(Given instruction): Extract every line where the string "hintere" appears.

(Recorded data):
((
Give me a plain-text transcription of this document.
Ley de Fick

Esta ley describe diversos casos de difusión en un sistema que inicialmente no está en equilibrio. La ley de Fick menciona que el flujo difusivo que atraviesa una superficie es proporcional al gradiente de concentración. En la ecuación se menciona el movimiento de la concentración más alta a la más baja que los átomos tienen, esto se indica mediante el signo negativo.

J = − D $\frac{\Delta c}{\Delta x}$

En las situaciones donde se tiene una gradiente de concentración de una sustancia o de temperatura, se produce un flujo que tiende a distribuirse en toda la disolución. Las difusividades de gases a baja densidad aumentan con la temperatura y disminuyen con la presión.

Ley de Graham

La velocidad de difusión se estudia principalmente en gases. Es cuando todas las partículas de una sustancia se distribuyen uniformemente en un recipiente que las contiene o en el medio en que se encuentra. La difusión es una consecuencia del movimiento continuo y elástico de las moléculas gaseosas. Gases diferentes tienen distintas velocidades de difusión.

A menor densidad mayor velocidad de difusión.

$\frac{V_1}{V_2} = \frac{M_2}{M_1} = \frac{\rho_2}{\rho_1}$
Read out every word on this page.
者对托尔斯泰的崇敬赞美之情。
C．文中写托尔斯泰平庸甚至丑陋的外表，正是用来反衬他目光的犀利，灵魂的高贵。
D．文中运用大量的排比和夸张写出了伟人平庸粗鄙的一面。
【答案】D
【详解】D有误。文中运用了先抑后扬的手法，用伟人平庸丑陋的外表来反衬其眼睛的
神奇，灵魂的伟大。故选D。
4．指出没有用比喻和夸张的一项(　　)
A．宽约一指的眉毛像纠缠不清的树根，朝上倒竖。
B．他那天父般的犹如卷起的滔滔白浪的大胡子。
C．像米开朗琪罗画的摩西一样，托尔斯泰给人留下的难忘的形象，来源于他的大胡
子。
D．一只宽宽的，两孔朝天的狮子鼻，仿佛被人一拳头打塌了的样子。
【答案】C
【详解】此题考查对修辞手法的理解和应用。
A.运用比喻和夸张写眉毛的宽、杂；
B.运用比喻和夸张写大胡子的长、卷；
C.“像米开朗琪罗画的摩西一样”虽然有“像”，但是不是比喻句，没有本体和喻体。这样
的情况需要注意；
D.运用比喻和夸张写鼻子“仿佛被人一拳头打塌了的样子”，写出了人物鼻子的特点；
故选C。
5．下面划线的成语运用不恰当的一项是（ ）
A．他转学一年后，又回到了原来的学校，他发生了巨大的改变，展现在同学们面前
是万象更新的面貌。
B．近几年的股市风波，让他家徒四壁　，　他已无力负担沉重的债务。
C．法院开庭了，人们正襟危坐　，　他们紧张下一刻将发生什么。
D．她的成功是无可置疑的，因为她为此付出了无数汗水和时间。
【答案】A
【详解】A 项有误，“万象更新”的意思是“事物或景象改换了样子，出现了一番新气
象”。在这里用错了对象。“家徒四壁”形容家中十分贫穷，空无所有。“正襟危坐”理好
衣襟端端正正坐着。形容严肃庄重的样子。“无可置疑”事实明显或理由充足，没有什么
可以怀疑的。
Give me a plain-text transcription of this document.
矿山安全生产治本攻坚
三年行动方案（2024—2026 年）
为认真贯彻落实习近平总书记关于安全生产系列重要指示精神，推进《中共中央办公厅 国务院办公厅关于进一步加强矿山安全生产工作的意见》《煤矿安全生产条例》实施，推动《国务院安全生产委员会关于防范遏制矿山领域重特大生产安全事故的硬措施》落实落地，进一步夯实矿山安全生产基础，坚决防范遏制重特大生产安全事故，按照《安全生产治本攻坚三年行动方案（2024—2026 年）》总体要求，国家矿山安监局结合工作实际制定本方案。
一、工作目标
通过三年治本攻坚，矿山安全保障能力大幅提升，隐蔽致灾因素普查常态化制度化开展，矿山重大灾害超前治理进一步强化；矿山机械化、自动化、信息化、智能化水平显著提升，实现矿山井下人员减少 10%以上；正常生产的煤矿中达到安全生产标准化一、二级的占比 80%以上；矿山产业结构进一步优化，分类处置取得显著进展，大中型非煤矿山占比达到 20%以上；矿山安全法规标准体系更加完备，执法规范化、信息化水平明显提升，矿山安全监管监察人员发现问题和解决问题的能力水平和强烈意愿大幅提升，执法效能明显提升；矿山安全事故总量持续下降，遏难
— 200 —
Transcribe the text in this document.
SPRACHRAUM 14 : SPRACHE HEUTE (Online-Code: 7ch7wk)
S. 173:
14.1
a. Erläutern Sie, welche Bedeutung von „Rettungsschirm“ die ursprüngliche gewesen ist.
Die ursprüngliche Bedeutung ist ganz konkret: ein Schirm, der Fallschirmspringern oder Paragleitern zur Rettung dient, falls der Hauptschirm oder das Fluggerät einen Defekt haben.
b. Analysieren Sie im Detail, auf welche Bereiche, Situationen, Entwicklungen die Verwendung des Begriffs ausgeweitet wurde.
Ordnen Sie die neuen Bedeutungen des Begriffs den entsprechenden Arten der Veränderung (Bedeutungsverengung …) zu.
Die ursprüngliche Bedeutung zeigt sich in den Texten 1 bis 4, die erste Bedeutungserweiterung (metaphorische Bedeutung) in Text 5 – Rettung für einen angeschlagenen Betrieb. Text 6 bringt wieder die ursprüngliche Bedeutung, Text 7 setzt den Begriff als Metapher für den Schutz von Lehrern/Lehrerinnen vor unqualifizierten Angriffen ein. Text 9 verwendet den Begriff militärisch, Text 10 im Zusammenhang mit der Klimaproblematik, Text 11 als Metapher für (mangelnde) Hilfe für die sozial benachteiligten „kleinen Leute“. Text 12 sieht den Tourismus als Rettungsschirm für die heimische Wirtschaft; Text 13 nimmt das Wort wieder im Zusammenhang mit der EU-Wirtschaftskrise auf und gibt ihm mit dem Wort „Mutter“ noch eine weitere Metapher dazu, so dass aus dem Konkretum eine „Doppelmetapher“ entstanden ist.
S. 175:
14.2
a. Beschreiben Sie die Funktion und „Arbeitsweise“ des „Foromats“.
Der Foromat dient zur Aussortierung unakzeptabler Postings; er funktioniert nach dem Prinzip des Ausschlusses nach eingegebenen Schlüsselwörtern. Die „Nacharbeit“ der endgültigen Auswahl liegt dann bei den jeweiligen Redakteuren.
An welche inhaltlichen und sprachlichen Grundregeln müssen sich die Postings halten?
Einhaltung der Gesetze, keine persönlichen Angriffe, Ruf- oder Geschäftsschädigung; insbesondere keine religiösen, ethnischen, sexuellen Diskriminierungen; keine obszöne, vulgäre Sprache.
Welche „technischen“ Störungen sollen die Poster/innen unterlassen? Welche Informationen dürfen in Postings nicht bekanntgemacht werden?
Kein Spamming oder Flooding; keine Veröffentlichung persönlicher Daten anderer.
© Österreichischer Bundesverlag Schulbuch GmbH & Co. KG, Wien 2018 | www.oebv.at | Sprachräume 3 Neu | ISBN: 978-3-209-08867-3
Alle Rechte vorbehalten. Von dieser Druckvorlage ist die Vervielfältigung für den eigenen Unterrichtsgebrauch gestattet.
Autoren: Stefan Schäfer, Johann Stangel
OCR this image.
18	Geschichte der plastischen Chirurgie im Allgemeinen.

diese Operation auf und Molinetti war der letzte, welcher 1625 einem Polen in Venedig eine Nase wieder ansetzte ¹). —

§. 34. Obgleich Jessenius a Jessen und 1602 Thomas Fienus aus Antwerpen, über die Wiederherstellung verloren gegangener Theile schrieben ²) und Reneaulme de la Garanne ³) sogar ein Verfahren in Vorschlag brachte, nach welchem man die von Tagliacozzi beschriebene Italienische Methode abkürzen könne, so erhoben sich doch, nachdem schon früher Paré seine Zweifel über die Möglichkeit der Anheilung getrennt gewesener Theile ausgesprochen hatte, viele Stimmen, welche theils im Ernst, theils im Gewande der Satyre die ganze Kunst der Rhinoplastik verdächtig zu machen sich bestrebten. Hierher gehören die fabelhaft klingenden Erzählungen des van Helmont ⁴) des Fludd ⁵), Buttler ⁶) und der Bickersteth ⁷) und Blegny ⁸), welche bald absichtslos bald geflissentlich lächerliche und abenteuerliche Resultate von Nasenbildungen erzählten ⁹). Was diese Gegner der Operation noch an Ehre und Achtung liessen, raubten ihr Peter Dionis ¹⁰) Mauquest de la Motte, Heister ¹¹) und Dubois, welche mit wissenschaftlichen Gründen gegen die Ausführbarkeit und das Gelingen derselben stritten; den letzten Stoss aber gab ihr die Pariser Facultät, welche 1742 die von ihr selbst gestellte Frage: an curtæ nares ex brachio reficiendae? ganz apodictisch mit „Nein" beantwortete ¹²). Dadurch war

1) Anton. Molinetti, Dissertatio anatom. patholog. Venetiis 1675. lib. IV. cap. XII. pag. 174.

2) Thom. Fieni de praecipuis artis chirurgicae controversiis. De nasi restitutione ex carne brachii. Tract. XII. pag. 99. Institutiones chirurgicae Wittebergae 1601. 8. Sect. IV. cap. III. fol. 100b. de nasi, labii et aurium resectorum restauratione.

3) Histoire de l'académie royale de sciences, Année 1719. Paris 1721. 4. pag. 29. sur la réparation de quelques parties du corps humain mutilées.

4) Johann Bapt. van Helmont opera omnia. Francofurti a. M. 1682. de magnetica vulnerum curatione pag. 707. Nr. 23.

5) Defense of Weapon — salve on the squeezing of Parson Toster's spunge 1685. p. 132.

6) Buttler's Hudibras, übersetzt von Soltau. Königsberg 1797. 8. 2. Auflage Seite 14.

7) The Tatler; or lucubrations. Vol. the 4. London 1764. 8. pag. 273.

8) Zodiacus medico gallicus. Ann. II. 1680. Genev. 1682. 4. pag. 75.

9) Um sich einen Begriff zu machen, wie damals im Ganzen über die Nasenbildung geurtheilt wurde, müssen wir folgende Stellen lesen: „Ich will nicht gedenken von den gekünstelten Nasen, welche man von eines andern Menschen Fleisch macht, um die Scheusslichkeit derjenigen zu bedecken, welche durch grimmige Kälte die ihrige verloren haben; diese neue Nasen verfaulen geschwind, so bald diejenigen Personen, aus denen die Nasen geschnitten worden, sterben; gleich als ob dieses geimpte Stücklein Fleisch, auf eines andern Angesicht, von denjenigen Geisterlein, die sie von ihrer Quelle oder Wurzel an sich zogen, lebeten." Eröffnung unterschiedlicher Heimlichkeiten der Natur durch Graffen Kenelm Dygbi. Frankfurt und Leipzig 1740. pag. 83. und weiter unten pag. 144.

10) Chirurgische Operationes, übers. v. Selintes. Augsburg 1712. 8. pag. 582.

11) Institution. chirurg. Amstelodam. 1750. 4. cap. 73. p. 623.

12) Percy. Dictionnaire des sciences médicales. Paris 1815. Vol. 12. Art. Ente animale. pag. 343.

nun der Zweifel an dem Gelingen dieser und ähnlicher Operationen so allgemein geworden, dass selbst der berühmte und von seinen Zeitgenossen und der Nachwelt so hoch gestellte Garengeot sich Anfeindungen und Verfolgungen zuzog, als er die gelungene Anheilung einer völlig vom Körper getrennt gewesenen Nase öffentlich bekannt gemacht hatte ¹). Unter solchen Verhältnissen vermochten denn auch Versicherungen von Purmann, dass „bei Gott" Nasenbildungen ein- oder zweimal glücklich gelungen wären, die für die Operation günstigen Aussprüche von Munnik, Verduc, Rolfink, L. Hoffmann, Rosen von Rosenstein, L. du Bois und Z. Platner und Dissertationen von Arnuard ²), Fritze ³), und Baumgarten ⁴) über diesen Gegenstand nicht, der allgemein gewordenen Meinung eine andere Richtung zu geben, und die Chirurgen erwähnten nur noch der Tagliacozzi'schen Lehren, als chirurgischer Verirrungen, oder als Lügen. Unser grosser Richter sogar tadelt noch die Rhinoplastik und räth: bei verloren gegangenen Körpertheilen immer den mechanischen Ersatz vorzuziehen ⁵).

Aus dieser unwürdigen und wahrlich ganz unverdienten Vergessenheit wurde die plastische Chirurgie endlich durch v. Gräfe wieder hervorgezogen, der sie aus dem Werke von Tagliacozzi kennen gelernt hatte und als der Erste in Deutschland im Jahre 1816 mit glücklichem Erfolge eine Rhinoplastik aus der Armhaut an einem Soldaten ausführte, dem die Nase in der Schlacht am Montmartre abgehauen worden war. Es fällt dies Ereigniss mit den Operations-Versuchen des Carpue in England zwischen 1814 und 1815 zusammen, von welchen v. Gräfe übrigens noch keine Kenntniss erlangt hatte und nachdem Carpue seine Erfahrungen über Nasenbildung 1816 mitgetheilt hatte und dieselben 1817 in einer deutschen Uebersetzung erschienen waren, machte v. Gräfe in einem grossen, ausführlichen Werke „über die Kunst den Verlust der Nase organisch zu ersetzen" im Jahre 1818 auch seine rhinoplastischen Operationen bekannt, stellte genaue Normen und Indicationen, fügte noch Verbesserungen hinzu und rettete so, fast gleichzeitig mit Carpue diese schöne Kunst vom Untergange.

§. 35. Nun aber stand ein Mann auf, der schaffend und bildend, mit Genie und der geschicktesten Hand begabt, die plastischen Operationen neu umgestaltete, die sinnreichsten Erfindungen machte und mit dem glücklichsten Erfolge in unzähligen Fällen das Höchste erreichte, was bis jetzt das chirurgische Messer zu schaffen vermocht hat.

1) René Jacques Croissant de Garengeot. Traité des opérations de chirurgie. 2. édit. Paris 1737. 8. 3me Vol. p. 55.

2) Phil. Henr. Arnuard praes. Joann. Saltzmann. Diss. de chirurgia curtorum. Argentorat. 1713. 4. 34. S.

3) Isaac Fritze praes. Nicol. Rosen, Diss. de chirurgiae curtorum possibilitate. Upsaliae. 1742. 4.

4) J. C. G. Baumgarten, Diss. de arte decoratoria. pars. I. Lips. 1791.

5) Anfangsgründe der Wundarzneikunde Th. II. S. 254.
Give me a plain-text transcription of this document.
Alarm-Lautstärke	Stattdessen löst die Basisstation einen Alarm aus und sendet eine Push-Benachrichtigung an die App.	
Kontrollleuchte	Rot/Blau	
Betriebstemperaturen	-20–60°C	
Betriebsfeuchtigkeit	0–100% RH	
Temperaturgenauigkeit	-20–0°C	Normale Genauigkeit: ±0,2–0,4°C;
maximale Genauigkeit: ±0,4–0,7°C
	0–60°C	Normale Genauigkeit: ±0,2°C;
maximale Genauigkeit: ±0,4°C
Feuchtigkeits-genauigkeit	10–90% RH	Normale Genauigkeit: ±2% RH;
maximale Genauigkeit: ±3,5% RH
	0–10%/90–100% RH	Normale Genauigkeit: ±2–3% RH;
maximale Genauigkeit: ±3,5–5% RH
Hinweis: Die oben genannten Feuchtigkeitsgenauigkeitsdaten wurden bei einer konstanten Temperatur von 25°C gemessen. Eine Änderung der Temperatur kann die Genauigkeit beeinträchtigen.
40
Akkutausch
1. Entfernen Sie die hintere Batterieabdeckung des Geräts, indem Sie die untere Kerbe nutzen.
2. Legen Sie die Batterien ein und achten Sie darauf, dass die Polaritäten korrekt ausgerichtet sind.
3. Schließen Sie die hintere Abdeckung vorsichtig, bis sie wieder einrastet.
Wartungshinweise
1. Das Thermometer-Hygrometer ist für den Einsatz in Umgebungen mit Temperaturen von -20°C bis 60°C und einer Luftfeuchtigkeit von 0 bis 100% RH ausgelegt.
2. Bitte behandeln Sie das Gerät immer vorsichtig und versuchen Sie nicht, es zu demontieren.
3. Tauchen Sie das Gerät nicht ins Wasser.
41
))
(Solution for this task):
1. Entfernen Sie die hintere Batterieabdeckung des Geräts, indem Sie die untere Kerbe nutzen.
3. Schließen Sie die hintere Abdeckung vorsichtig, bis sie wieder einrastet.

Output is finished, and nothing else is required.